▶ What the exercise asks
Lift every line from the entries that includes the word "name".

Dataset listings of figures
▼▼▼
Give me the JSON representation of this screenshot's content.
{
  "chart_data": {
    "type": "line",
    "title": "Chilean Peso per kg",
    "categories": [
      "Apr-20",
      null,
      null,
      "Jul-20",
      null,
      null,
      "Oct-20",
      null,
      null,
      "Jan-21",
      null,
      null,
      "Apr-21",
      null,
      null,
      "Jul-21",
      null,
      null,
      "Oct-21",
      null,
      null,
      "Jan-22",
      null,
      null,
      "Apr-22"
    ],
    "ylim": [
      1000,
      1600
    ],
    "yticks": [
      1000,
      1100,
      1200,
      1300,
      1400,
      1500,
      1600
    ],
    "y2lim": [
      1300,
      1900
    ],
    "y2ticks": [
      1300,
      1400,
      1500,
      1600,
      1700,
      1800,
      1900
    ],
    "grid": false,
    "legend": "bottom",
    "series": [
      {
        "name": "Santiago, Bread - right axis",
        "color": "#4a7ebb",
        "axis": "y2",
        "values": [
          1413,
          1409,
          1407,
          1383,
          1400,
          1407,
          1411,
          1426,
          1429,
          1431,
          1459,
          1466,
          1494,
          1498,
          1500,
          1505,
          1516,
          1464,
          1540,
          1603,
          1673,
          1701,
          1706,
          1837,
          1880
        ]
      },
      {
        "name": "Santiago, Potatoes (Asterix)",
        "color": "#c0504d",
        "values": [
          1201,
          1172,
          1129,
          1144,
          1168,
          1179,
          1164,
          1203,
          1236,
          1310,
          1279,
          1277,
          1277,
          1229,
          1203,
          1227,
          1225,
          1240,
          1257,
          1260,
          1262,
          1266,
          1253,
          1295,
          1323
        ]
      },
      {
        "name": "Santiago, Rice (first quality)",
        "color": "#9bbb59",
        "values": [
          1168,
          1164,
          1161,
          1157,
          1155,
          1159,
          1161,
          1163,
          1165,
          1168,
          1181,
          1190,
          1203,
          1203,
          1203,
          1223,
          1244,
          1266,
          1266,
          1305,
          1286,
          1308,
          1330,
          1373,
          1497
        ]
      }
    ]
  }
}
▲▲▲
▶ Reply to the exercise
        "name": "Santiago, Bread - right axis",
        "name": "Santiago, Potatoes (Asterix)",
        "name": "Santiago, Rice (first quality)",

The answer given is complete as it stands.